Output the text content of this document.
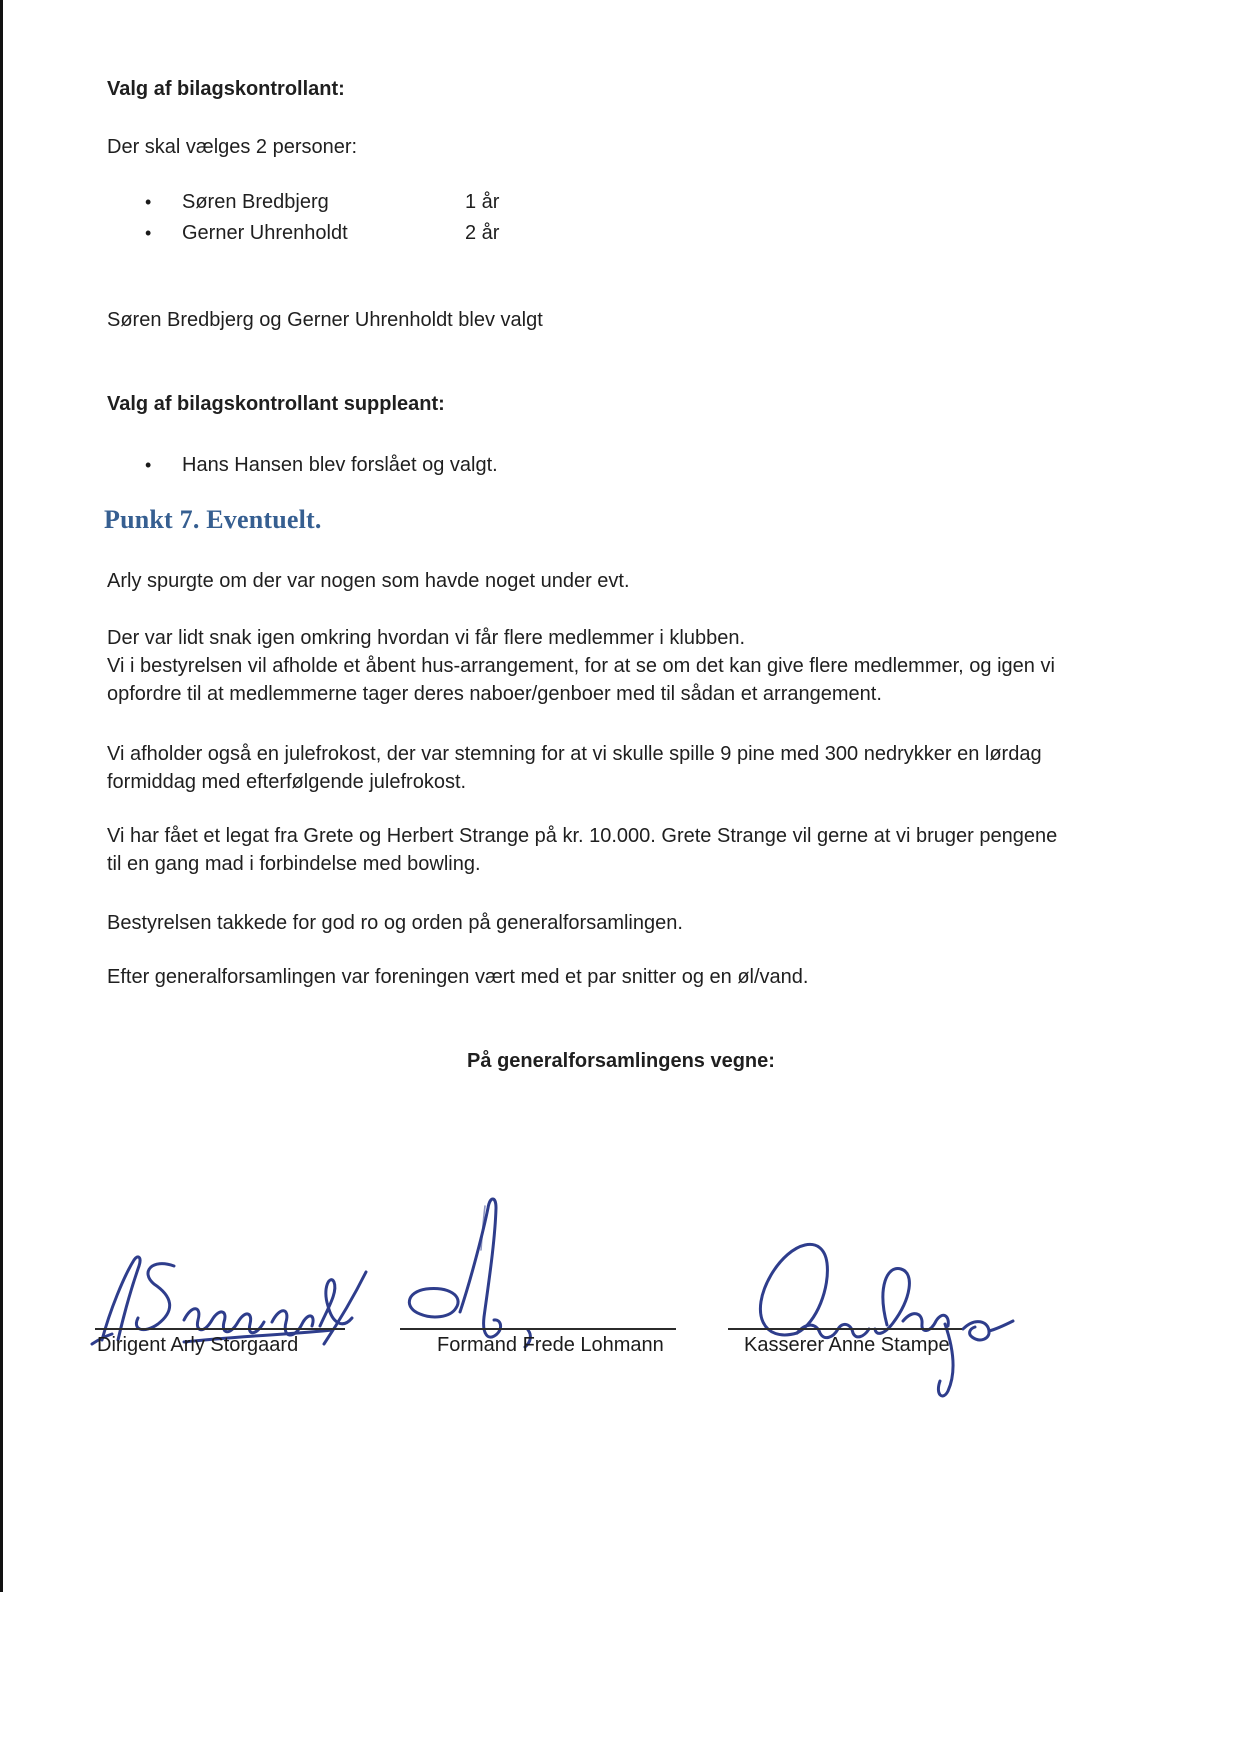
Valg af bilagskontrollant:
Der skal vælges 2 personer:
•	Søren Bredbjerg	1 år
•	Gerner Uhrenholdt	2 år
Søren Bredbjerg og Gerner Uhrenholdt blev valgt
Valg af bilagskontrollant suppleant:
•	Hans Hansen blev forslået og valgt.
Punkt 7. Eventuelt.
Arly spurgte om der var nogen som havde noget under evt.
Der var lidt snak igen omkring hvordan vi får flere medlemmer i klubben.
Vi i bestyrelsen vil afholde et åbent hus-arrangement, for at se om det kan give flere medlemmer, og igen vi
opfordre til at medlemmerne tager deres naboer/genboer med til sådan et arrangement.
Vi afholder også en julefrokost, der var stemning for at vi skulle spille 9 pine med 300 nedrykker en lørdag
formiddag med efterfølgende julefrokost.
Vi har fået et legat fra Grete og Herbert Strange på kr. 10.000. Grete Strange vil gerne at vi bruger pengene
til en gang mad i forbindelse med bowling.
Bestyrelsen takkede for god ro og orden på generalforsamlingen.
Efter generalforsamlingen var foreningen vært med et par snitter og en øl/vand.
På generalforsamlingens vegne:
Dirigent Arly Storgaard	Formand Frede Lohmann	Kasserer Anne Stampe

§ §

YOUR TASK. Show all lines in the entries above where the word "Bredbjerg" appears.

THE ANSWER.
•	Søren Bredbjerg	1 år
Søren Bredbjerg og Gerner Uhrenholdt blev valgt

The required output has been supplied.